▸ Aim:
Extract the complete listing and output it unchanged.

□ □ □ □ □ □ □

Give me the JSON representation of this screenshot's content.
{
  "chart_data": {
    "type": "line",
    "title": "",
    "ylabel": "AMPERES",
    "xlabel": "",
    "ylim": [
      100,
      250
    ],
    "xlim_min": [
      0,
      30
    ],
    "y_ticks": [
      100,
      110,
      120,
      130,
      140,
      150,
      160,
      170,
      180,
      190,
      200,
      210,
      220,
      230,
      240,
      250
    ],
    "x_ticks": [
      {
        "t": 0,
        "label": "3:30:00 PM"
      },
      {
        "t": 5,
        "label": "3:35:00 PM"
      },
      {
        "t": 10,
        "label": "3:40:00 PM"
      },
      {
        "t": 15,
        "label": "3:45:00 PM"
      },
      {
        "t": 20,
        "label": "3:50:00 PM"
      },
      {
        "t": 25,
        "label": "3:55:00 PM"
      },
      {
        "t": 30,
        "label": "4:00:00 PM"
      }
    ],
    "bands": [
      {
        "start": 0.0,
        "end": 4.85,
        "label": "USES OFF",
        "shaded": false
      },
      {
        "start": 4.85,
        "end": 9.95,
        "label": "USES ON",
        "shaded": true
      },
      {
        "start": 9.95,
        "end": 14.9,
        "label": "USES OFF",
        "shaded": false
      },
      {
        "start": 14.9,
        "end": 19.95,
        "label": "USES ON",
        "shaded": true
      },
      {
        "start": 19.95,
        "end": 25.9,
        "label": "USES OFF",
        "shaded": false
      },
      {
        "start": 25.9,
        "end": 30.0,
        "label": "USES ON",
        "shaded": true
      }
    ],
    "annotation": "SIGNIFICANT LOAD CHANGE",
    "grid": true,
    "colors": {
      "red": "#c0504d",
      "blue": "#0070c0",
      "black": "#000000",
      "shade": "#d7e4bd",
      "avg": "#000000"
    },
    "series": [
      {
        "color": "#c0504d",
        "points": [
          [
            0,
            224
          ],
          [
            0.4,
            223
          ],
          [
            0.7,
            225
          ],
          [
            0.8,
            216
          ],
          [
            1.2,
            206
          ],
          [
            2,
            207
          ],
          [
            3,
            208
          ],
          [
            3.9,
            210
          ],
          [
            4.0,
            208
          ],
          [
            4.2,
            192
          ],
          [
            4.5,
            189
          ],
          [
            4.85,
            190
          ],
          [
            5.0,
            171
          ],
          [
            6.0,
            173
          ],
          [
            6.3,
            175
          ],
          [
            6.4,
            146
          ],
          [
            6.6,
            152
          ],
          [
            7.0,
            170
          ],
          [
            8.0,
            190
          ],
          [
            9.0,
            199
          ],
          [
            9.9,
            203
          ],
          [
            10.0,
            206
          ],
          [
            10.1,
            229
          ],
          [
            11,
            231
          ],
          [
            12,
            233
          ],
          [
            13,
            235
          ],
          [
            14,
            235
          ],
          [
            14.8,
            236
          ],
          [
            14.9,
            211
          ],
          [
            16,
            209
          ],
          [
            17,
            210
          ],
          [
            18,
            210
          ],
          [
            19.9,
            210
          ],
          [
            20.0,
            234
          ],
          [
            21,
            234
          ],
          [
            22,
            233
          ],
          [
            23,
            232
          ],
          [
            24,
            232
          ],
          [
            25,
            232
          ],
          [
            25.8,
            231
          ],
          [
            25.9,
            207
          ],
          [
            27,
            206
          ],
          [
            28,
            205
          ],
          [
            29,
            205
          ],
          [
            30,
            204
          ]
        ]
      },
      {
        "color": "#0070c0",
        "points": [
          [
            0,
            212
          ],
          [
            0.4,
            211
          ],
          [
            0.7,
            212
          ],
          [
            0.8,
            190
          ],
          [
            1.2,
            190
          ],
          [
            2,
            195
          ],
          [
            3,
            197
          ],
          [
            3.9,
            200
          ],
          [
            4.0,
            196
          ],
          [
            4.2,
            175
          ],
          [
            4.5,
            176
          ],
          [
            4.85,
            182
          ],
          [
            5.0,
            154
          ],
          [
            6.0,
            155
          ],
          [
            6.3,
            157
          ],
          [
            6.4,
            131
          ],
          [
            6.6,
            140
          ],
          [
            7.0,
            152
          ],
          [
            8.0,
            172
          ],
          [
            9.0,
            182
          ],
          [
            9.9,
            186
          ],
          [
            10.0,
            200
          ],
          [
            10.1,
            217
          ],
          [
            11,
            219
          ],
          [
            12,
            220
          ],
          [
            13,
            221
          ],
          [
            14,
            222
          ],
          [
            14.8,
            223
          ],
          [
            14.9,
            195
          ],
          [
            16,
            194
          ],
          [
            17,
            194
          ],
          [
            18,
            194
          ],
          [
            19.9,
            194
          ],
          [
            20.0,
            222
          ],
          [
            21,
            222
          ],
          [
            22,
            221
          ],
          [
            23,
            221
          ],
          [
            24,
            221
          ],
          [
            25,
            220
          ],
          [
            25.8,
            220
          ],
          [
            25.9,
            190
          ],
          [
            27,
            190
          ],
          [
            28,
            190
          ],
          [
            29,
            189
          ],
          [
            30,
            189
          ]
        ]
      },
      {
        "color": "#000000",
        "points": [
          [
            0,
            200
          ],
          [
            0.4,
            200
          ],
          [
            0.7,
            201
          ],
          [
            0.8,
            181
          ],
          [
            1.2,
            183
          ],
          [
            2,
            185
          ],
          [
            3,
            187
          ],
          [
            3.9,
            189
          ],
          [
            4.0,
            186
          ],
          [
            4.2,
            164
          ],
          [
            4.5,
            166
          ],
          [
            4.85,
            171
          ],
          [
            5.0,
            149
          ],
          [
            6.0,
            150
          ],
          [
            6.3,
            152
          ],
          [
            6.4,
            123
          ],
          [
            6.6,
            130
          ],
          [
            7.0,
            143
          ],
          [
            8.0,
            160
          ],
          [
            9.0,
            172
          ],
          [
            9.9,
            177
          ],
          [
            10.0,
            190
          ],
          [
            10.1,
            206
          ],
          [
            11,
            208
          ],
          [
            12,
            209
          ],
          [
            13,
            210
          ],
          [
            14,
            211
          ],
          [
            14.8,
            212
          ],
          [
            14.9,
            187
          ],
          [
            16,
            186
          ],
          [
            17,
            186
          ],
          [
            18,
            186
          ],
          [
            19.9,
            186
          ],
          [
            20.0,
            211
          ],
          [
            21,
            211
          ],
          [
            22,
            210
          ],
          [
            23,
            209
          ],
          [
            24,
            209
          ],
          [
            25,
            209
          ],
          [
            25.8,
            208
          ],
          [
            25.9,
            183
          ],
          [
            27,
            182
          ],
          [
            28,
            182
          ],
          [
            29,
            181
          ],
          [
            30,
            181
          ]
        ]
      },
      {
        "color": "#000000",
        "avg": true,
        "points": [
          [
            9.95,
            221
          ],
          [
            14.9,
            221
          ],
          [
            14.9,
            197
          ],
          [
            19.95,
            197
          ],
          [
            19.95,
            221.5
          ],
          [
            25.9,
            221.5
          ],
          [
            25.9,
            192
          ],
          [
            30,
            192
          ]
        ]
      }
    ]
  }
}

□ □ □ □ □ □ □

▸ Exercise result:
Give me the JSON representation of this screenshot's content.
{
  "chart_data": {
    "type": "line",
    "title": "",
    "ylabel": "AMPERES",
    "xlabel": "",
    "ylim": [
      100,
      250
    ],
    "xlim_min": [
      0,
      30
    ],
    "y_ticks": [
      100,
      110,
      120,
      130,
      140,
      150,
      160,
      170,
      180,
      190,
      200,
      210,
      220,
      230,
      240,
      250
    ],
    "x_ticks": [
      {
        "t": 0,
        "label": "3:30:00 PM"
      },
      {
        "t": 5,
        "label": "3:35:00 PM"
      },
      {
        "t": 10,
        "label": "3:40:00 PM"
      },
      {
        "t": 15,
        "label": "3:45:00 PM"
      },
      {
        "t": 20,
        "label": "3:50:00 PM"
      },
      {
        "t": 25,
        "label": "3:55:00 PM"
      },
      {
        "t": 30,
        "label": "4:00:00 PM"
      }
    ],
    "bands": [
      {
        "start": 0.0,
        "end": 4.85,
        "label": "USES OFF",
        "shaded": false
      },
      {
        "start": 4.85,
        "end": 9.95,
        "label": "USES ON",
        "shaded": true
      },
      {
        "start": 9.95,
        "end": 14.9,
        "label": "USES OFF",
        "shaded": false
      },
      {
        "start": 14.9,
        "end": 19.95,
        "label": "USES ON",
        "shaded": true
      },
      {
        "start": 19.95,
        "end": 25.9,
        "label": "USES OFF",
        "shaded": false
      },
      {
        "start": 25.9,
        "end": 30.0,
        "label": "USES ON",
        "shaded": true
      }
    ],
    "annotation": "SIGNIFICANT LOAD CHANGE",
    "grid": true,
    "colors": {
      "red": "#c0504d",
      "blue": "#0070c0",
      "black": "#000000",
      "shade": "#d7e4bd",
      "avg": "#000000"
    },
    "series": [
      {
        "color": "#c0504d",
        "points": [
          [
            0,
            224
          ],
          [
            0.4,
            223
          ],
          [
            0.7,
            225
          ],
          [
            0.8,
            216
          ],
          [
            1.2,
            206
          ],
          [
            2,
            207
          ],
          [
            3,
            208
          ],
          [
            3.9,
            210
          ],
          [
            4.0,
            208
          ],
          [
            4.2,
            192
          ],
          [
            4.5,
            189
          ],
          [
            4.85,
            190
          ],
          [
            5.0,
            171
          ],
          [
            6.0,
            173
          ],
          [
            6.3,
            175
          ],
          [
            6.4,
            146
          ],
          [
            6.6,
            152
          ],
          [
            7.0,
            170
          ],
          [
            8.0,
            190
          ],
          [
            9.0,
            199
          ],
          [
            9.9,
            203
          ],
          [
            10.0,
            206
          ],
          [
            10.1,
            229
          ],
          [
            11,
            231
          ],
          [
            12,
            233
          ],
          [
            13,
            235
          ],
          [
            14,
            235
          ],
          [
            14.8,
            236
          ],
          [
            14.9,
            211
          ],
          [
            16,
            209
          ],
          [
            17,
            210
          ],
          [
            18,
            210
          ],
          [
            19.9,
            210
          ],
          [
            20.0,
            234
          ],
          [
            21,
            234
          ],
          [
            22,
            233
          ],
          [
            23,
            232
          ],
          [
            24,
            232
          ],
          [
            25,
            232
          ],
          [
            25.8,
            231
          ],
          [
            25.9,
            207
          ],
          [
            27,
            206
          ],
          [
            28,
            205
          ],
          [
            29,
            205
          ],
          [
            30,
            204
          ]
        ]
      },
      {
        "color": "#0070c0",
        "points": [
          [
            0,
            212
          ],
          [
            0.4,
            211
          ],
          [
            0.7,
            212
          ],
          [
            0.8,
            190
          ],
          [
            1.2,
            190
          ],
          [
            2,
            195
          ],
          [
            3,
            197
          ],
          [
            3.9,
            200
          ],
          [
            4.0,
            196
          ],
          [
            4.2,
            175
          ],
          [
            4.5,
            176
          ],
          [
            4.85,
            182
          ],
          [
            5.0,
            154
          ],
          [
            6.0,
            155
          ],
          [
            6.3,
            157
          ],
          [
            6.4,
            131
          ],
          [
            6.6,
            140
          ],
          [
            7.0,
            152
          ],
          [
            8.0,
            172
          ],
          [
            9.0,
            182
          ],
          [
            9.9,
            186
          ],
          [
            10.0,
            200
          ],
          [
            10.1,
            217
          ],
          [
            11,
            219
          ],
          [
            12,
            220
          ],
          [
            13,
            221
          ],
          [
            14,
            222
          ],
          [
            14.8,
            223
          ],
          [
            14.9,
            195
          ],
          [
            16,
            194
          ],
          [
            17,
            194
          ],
          [
            18,
            194
          ],
          [
            19.9,
            194
          ],
          [
            20.0,
            222
          ],
          [
            21,
            222
          ],
          [
            22,
            221
          ],
          [
            23,
            221
          ],
          [
            24,
            221
          ],
          [
            25,
            220
          ],
          [
            25.8,
            220
          ],
          [
            25.9,
            190
          ],
          [
            27,
            190
          ],
          [
            28,
            190
          ],
          [
            29,
            189
          ],
          [
            30,
            189
          ]
        ]
      },
      {
        "color": "#000000",
        "points": [
          [
            0,
            200
          ],
          [
            0.4,
            200
          ],
          [
            0.7,
            201
          ],
          [
            0.8,
            181
          ],
          [
            1.2,
            183
          ],
          [
            2,
            185
          ],
          [
            3,
            187
          ],
          [
            3.9,
            189
          ],
          [
            4.0,
            186
          ],
          [
            4.2,
            164
          ],
          [
            4.5,
            166
          ],
          [
            4.85,
            171
          ],
          [
            5.0,
            149
          ],
          [
            6.0,
            150
          ],
          [
            6.3,
            152
          ],
          [
            6.4,
            123
          ],
          [
            6.6,
            130
          ],
          [
            7.0,
            143
          ],
          [
            8.0,
            160
          ],
          [
            9.0,
            172
          ],
          [
            9.9,
            177
          ],
          [
            10.0,
            190
          ],
          [
            10.1,
            206
          ],
          [
            11,
            208
          ],
          [
            12,
            209
          ],
          [
            13,
            210
          ],
          [
            14,
            211
          ],
          [
            14.8,
            212
          ],
          [
            14.9,
            187
          ],
          [
            16,
            186
          ],
          [
            17,
            186
          ],
          [
            18,
            186
          ],
          [
            19.9,
            186
          ],
          [
            20.0,
            211
          ],
          [
            21,
            211
          ],
          [
            22,
            210
          ],
          [
            23,
            209
          ],
          [
            24,
            209
          ],
          [
            25,
            209
          ],
          [
            25.8,
            208
          ],
          [
            25.9,
            183
          ],
          [
            27,
            182
          ],
          [
            28,
            182
          ],
          [
            29,
            181
          ],
          [
            30,
            181
          ]
        ]
      },
      {
        "color": "#000000",
        "avg": true,
        "points": [
          [
            9.95,
            221
          ],
          [
            14.9,
            221
          ],
          [
            14.9,
            197
          ],
          [
            19.95,
            197
          ],
          [
            19.95,
            221.5
          ],
          [
            25.9,
            221.5
          ],
          [
            25.9,
            192
          ],
          [
            30,
            192
          ]
        ]
      }
    ]
  }
}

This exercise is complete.